Region and label listings:
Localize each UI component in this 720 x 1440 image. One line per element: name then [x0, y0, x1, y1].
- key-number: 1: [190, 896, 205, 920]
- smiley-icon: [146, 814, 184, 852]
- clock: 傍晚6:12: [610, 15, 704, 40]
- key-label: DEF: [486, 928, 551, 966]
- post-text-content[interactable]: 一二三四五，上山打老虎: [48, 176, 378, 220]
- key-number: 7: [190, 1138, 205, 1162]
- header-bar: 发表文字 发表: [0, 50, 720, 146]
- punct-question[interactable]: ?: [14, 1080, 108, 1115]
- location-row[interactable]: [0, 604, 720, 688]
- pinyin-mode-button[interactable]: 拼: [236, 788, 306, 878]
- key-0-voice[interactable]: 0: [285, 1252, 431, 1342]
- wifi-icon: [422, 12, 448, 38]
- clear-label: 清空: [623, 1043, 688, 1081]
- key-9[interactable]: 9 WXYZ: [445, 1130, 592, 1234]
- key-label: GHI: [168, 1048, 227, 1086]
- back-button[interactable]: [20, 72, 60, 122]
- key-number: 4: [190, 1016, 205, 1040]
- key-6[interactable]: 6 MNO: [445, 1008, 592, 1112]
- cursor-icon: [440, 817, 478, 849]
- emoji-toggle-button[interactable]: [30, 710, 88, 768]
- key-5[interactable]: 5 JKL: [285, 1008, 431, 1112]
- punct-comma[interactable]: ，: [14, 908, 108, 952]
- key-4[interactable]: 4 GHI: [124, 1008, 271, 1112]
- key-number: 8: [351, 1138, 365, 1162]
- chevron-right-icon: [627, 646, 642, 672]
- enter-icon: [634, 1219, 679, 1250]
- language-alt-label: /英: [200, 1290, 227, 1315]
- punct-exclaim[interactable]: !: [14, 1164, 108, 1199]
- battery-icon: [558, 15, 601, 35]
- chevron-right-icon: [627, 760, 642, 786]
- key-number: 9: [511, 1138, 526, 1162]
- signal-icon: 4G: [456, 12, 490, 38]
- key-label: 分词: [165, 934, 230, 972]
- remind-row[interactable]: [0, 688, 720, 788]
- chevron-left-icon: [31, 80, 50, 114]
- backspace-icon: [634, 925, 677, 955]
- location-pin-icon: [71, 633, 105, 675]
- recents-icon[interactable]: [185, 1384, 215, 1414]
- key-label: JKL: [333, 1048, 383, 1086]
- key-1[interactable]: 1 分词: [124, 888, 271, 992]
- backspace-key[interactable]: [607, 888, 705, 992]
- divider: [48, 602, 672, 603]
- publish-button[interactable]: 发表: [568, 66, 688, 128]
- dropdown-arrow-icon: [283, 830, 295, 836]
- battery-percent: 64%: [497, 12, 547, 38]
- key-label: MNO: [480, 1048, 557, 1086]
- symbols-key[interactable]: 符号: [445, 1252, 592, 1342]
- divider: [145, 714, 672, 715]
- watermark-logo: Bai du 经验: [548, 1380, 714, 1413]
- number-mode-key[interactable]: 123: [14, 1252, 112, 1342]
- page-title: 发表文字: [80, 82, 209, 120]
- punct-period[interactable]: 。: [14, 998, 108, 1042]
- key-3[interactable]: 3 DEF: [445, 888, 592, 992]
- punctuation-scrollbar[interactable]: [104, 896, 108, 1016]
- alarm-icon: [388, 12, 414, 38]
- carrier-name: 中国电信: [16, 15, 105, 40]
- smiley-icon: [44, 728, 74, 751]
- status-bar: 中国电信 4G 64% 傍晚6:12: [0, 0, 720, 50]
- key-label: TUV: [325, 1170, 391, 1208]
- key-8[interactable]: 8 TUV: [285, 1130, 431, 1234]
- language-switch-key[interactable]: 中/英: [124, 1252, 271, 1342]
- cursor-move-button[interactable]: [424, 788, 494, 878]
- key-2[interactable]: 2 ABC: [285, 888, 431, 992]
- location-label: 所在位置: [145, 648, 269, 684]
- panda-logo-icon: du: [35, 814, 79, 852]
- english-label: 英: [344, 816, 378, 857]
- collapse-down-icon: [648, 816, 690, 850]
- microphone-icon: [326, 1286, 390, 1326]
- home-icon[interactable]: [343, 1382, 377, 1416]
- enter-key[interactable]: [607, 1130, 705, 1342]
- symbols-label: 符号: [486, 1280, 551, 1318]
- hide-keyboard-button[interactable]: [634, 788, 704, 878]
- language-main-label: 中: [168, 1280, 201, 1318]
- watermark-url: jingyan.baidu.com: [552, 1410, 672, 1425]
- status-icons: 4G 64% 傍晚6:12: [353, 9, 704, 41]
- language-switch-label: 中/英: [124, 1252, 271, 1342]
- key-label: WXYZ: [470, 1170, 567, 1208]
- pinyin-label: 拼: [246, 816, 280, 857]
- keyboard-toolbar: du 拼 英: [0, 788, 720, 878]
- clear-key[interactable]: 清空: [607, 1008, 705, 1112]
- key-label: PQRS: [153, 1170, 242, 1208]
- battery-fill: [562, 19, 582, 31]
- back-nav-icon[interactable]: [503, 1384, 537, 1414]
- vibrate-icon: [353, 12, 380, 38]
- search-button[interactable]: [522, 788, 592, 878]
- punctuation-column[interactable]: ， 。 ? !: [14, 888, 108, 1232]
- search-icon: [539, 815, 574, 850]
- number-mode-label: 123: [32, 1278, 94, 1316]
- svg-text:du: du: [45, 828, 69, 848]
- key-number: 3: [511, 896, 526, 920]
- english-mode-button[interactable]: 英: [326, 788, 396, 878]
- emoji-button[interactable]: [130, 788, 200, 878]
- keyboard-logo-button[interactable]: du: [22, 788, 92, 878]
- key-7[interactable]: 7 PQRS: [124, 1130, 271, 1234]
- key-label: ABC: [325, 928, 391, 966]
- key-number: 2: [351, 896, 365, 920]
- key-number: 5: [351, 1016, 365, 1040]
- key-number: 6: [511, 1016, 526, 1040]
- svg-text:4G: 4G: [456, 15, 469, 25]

> Exercise instructions: Count the lines in the items above that contain the string "status", and reply with the number alone.

> Solution for this problem: 2